* EXERCISE REQUIREMENTS: What follows is a block of records; restate each one word for word.

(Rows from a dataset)
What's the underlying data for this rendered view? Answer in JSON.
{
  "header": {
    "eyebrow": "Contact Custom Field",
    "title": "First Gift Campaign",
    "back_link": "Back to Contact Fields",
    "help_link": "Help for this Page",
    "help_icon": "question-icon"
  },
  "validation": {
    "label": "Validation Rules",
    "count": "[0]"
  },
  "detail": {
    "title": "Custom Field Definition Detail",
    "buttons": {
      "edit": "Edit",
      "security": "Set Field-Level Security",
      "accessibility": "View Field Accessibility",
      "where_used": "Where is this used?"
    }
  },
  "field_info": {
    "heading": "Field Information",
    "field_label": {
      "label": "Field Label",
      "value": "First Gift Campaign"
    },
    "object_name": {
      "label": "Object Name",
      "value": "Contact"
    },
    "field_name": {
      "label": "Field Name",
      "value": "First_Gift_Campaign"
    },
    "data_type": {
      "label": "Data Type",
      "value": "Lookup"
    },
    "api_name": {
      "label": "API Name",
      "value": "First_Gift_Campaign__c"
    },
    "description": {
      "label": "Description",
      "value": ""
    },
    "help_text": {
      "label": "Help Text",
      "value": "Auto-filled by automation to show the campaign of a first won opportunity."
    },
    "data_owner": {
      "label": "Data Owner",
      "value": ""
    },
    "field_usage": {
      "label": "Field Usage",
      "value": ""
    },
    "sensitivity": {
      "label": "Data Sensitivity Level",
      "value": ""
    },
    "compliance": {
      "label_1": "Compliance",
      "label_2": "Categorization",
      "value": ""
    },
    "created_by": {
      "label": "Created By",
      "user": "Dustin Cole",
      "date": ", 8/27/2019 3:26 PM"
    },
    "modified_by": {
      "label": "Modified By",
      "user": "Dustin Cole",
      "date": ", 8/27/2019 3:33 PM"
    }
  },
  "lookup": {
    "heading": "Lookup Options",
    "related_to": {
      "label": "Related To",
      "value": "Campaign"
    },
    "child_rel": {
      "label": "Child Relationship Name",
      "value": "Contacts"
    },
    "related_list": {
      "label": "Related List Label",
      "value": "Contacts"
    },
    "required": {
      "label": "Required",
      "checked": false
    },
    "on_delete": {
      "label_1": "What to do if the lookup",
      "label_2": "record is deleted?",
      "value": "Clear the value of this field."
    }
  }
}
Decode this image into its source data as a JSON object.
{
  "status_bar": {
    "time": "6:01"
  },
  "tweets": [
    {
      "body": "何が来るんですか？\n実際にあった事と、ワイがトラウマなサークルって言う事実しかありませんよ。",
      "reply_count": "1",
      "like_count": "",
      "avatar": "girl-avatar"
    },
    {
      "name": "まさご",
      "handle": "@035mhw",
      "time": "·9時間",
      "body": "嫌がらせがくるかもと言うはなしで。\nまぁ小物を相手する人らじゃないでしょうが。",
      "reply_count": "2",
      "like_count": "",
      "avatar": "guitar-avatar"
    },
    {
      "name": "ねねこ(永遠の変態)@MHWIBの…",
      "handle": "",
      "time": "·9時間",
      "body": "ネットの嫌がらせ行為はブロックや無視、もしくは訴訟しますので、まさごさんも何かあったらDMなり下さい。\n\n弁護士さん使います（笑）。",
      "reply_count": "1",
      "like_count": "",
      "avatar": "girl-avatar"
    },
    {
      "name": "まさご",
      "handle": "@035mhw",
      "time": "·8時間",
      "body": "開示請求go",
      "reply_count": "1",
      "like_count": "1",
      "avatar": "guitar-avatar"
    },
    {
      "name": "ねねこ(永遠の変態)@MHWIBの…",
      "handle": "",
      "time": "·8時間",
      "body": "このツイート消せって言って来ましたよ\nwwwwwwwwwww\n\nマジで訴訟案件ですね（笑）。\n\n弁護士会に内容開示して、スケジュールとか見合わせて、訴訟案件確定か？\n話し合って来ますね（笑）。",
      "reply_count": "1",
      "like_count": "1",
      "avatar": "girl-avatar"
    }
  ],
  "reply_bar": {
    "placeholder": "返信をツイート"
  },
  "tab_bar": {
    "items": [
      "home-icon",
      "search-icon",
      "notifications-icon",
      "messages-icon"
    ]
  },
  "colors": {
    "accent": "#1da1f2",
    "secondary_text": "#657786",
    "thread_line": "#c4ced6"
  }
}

* WRITTEN ANSWER:
What's the underlying data for this rendered view? Answer in JSON.
{
  "header": {
    "eyebrow": "Contact Custom Field",
    "title": "First Gift Campaign",
    "back_link": "Back to Contact Fields",
    "help_link": "Help for this Page",
    "help_icon": "question-icon"
  },
  "validation": {
    "label": "Validation Rules",
    "count": "[0]"
  },
  "detail": {
    "title": "Custom Field Definition Detail",
    "buttons": {
      "edit": "Edit",
      "security": "Set Field-Level Security",
      "accessibility": "View Field Accessibility",
      "where_used": "Where is this used?"
    }
  },
  "field_info": {
    "heading": "Field Information",
    "field_label": {
      "label": "Field Label",
      "value": "First Gift Campaign"
    },
    "object_name": {
      "label": "Object Name",
      "value": "Contact"
    },
    "field_name": {
      "label": "Field Name",
      "value": "First_Gift_Campaign"
    },
    "data_type": {
      "label": "Data Type",
      "value": "Lookup"
    },
    "api_name": {
      "label": "API Name",
      "value": "First_Gift_Campaign__c"
    },
    "description": {
      "label": "Description",
      "value": ""
    },
    "help_text": {
      "label": "Help Text",
      "value": "Auto-filled by automation to show the campaign of a first won opportunity."
    },
    "data_owner": {
      "label": "Data Owner",
      "value": ""
    },
    "field_usage": {
      "label": "Field Usage",
      "value": ""
    },
    "sensitivity": {
      "label": "Data Sensitivity Level",
      "value": ""
    },
    "compliance": {
      "label_1": "Compliance",
      "label_2": "Categorization",
      "value": ""
    },
    "created_by": {
      "label": "Created By",
      "user": "Dustin Cole",
      "date": ", 8/27/2019 3:26 PM"
    },
    "modified_by": {
      "label": "Modified By",
      "user": "Dustin Cole",
      "date": ", 8/27/2019 3:33 PM"
    }
  },
  "lookup": {
    "heading": "Lookup Options",
    "related_to": {
      "label": "Related To",
      "value": "Campaign"
    },
    "child_rel": {
      "label": "Child Relationship Name",
      "value": "Contacts"
    },
    "related_list": {
      "label": "Related List Label",
      "value": "Contacts"
    },
    "required": {
      "label": "Required",
      "checked": false
    },
    "on_delete": {
      "label_1": "What to do if the lookup",
      "label_2": "record is deleted?",
      "value": "Clear the value of this field."
    }
  }
}
Decode this image into its source data as a JSON object.
{
  "status_bar": {
    "time": "6:01"
  },
  "tweets": [
    {
      "body": "何が来るんですか？\n実際にあった事と、ワイがトラウマなサークルって言う事実しかありませんよ。",
      "reply_count": "1",
      "like_count": "",
      "avatar": "girl-avatar"
    },
    {
      "name": "まさご",
      "handle": "@035mhw",
      "time": "·9時間",
      "body": "嫌がらせがくるかもと言うはなしで。\nまぁ小物を相手する人らじゃないでしょうが。",
      "reply_count": "2",
      "like_count": "",
      "avatar": "guitar-avatar"
    },
    {
      "name": "ねねこ(永遠の変態)@MHWIBの…",
      "handle": "",
      "time": "·9時間",
      "body": "ネットの嫌がらせ行為はブロックや無視、もしくは訴訟しますので、まさごさんも何かあったらDMなり下さい。\n\n弁護士さん使います（笑）。",
      "reply_count": "1",
      "like_count": "",
      "avatar": "girl-avatar"
    },
    {
      "name": "まさご",
      "handle": "@035mhw",
      "time": "·8時間",
      "body": "開示請求go",
      "reply_count": "1",
      "like_count": "1",
      "avatar": "guitar-avatar"
    },
    {
      "name": "ねねこ(永遠の変態)@MHWIBの…",
      "handle": "",
      "time": "·8時間",
      "body": "このツイート消せって言って来ましたよ\nwwwwwwwwwww\n\nマジで訴訟案件ですね（笑）。\n\n弁護士会に内容開示して、スケジュールとか見合わせて、訴訟案件確定か？\n話し合って来ますね（笑）。",
      "reply_count": "1",
      "like_count": "1",
      "avatar": "girl-avatar"
    }
  ],
  "reply_bar": {
    "placeholder": "返信をツイート"
  },
  "tab_bar": {
    "items": [
      "home-icon",
      "search-icon",
      "notifications-icon",
      "messages-icon"
    ]
  },
  "colors": {
    "accent": "#1da1f2",
    "secondary_text": "#657786",
    "thread_line": "#c4ced6"
  }
}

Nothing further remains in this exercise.